● **Listing**
:::::
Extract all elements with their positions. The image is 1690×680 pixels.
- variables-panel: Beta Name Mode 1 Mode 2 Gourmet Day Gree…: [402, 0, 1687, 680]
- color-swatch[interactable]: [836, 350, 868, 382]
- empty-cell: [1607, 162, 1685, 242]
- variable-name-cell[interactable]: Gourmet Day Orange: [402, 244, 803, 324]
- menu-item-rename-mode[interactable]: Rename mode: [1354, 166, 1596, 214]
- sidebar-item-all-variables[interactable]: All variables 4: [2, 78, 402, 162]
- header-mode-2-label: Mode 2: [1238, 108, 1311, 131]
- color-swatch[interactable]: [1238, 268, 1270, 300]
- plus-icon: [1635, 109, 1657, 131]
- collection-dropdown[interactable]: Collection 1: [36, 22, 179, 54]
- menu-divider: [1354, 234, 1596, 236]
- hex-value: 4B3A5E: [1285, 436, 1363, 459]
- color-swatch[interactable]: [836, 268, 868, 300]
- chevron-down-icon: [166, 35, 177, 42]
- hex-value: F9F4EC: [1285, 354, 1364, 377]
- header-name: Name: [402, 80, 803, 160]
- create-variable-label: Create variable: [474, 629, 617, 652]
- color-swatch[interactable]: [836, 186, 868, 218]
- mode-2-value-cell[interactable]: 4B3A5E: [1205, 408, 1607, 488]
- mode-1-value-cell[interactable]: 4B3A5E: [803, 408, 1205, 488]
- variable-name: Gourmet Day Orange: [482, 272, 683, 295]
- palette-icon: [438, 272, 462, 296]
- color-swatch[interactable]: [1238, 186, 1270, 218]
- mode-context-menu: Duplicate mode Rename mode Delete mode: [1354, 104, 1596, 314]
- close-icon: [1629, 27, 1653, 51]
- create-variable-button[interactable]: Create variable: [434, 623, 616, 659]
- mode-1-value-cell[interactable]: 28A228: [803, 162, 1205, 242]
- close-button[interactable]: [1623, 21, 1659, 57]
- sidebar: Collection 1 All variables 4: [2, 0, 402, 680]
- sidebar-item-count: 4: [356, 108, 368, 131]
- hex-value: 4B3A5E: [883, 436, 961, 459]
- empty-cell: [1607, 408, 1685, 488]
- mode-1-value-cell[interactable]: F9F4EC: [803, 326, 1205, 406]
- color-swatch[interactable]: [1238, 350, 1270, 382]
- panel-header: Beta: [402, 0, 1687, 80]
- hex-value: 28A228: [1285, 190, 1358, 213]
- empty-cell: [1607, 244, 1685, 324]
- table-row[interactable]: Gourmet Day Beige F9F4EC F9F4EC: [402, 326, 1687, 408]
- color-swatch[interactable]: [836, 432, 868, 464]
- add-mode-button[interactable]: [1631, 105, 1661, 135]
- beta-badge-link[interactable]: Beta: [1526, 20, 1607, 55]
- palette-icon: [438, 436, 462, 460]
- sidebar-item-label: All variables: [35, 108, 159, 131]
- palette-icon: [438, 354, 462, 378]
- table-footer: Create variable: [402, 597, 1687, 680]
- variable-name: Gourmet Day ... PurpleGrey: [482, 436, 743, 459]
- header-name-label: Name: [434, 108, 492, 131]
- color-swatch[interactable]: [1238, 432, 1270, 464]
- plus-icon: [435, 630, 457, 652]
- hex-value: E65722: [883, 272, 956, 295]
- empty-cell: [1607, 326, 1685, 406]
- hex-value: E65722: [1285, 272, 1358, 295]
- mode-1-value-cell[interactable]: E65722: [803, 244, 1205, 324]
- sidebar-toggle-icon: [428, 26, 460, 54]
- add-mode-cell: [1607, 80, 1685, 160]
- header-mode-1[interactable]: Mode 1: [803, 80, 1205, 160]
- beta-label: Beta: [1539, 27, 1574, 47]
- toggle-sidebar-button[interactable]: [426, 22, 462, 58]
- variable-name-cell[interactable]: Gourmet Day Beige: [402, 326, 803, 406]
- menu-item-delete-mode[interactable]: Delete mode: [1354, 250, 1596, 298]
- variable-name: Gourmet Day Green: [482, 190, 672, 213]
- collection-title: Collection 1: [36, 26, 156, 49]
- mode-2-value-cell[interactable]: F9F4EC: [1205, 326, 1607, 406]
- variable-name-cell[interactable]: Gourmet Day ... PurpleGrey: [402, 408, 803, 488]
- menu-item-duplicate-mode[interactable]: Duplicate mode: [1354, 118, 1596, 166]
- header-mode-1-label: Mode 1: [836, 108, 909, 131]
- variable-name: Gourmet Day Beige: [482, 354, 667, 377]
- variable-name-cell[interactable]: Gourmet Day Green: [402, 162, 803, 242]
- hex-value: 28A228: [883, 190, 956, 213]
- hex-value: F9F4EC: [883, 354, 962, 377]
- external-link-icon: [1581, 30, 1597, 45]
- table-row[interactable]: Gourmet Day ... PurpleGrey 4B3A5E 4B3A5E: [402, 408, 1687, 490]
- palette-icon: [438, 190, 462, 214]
:::::
● **Required task**
Copy out every line of the entries above, word for word and in the same order.

● **Problem solution**
Extract all elements with their positions. The image is 1690×680 pixels.
- variables-panel: Beta Name Mode 1 Mode 2 Gourmet Day Gree…: [402, 0, 1687, 680]
- color-swatch[interactable]: [836, 350, 868, 382]
- empty-cell: [1607, 162, 1685, 242]
- variable-name-cell[interactable]: Gourmet Day Orange: [402, 244, 803, 324]
- menu-item-rename-mode[interactable]: Rename mode: [1354, 166, 1596, 214]
- sidebar-item-all-variables[interactable]: All variables 4: [2, 78, 402, 162]
- header-mode-2-label: Mode 2: [1238, 108, 1311, 131]
- color-swatch[interactable]: [1238, 268, 1270, 300]
- plus-icon: [1635, 109, 1657, 131]
- collection-dropdown[interactable]: Collection 1: [36, 22, 179, 54]
- menu-divider: [1354, 234, 1596, 236]
- hex-value: 4B3A5E: [1285, 436, 1363, 459]
- color-swatch[interactable]: [836, 268, 868, 300]
- chevron-down-icon: [166, 35, 177, 42]
- hex-value: F9F4EC: [1285, 354, 1364, 377]
- header-name: Name: [402, 80, 803, 160]
- create-variable-label: Create variable: [474, 629, 617, 652]
- color-swatch[interactable]: [836, 186, 868, 218]
- mode-2-value-cell[interactable]: 4B3A5E: [1205, 408, 1607, 488]
- mode-1-value-cell[interactable]: 4B3A5E: [803, 408, 1205, 488]
- variable-name: Gourmet Day Orange: [482, 272, 683, 295]
- palette-icon: [438, 272, 462, 296]
- color-swatch[interactable]: [1238, 186, 1270, 218]
- mode-context-menu: Duplicate mode Rename mode Delete mode: [1354, 104, 1596, 314]
- close-icon: [1629, 27, 1653, 51]
- create-variable-button[interactable]: Create variable: [434, 623, 616, 659]
- mode-1-value-cell[interactable]: 28A228: [803, 162, 1205, 242]
- close-button[interactable]: [1623, 21, 1659, 57]
- sidebar: Collection 1 All variables 4: [2, 0, 402, 680]
- sidebar-item-count: 4: [356, 108, 368, 131]
- hex-value: 4B3A5E: [883, 436, 961, 459]
- empty-cell: [1607, 408, 1685, 488]
- mode-1-value-cell[interactable]: F9F4EC: [803, 326, 1205, 406]
- color-swatch[interactable]: [1238, 350, 1270, 382]
- panel-header: Beta: [402, 0, 1687, 80]
- hex-value: 28A228: [1285, 190, 1358, 213]
- empty-cell: [1607, 244, 1685, 324]
- table-row[interactable]: Gourmet Day Beige F9F4EC F9F4EC: [402, 326, 1687, 408]
- color-swatch[interactable]: [836, 432, 868, 464]
- add-mode-button[interactable]: [1631, 105, 1661, 135]
- beta-badge-link[interactable]: Beta: [1526, 20, 1607, 55]
- palette-icon: [438, 436, 462, 460]
- sidebar-item-label: All variables: [35, 108, 159, 131]
- palette-icon: [438, 354, 462, 378]
- table-footer: Create variable: [402, 597, 1687, 680]
- variable-name: Gourmet Day ... PurpleGrey: [482, 436, 743, 459]
- header-name-label: Name: [434, 108, 492, 131]
- color-swatch[interactable]: [1238, 432, 1270, 464]
- plus-icon: [435, 630, 457, 652]
- hex-value: E65722: [883, 272, 956, 295]
- empty-cell: [1607, 326, 1685, 406]
- hex-value: E65722: [1285, 272, 1358, 295]
- mode-1-value-cell[interactable]: E65722: [803, 244, 1205, 324]
- sidebar-toggle-icon: [428, 26, 460, 54]
- add-mode-cell: [1607, 80, 1685, 160]
- header-mode-1[interactable]: Mode 1: [803, 80, 1205, 160]
- beta-label: Beta: [1539, 27, 1574, 47]
- toggle-sidebar-button[interactable]: [426, 22, 462, 58]
- variable-name-cell[interactable]: Gourmet Day Beige: [402, 326, 803, 406]
- menu-item-delete-mode[interactable]: Delete mode: [1354, 250, 1596, 298]
- variable-name: Gourmet Day Green: [482, 190, 672, 213]
- collection-title: Collection 1: [36, 26, 156, 49]
- mode-2-value-cell[interactable]: F9F4EC: [1205, 326, 1607, 406]
- variable-name-cell[interactable]: Gourmet Day ... PurpleGrey: [402, 408, 803, 488]
- menu-item-duplicate-mode[interactable]: Duplicate mode: [1354, 118, 1596, 166]
- header-mode-1-label: Mode 1: [836, 108, 909, 131]
- variable-name: Gourmet Day Beige: [482, 354, 667, 377]
- variable-name-cell[interactable]: Gourmet Day Green: [402, 162, 803, 242]
- hex-value: 28A228: [883, 190, 956, 213]
- hex-value: F9F4EC: [883, 354, 962, 377]
- external-link-icon: [1581, 30, 1597, 45]
- table-row[interactable]: Gourmet Day ... PurpleGrey 4B3A5E 4B3A5E: [402, 408, 1687, 490]
- palette-icon: [438, 190, 462, 214]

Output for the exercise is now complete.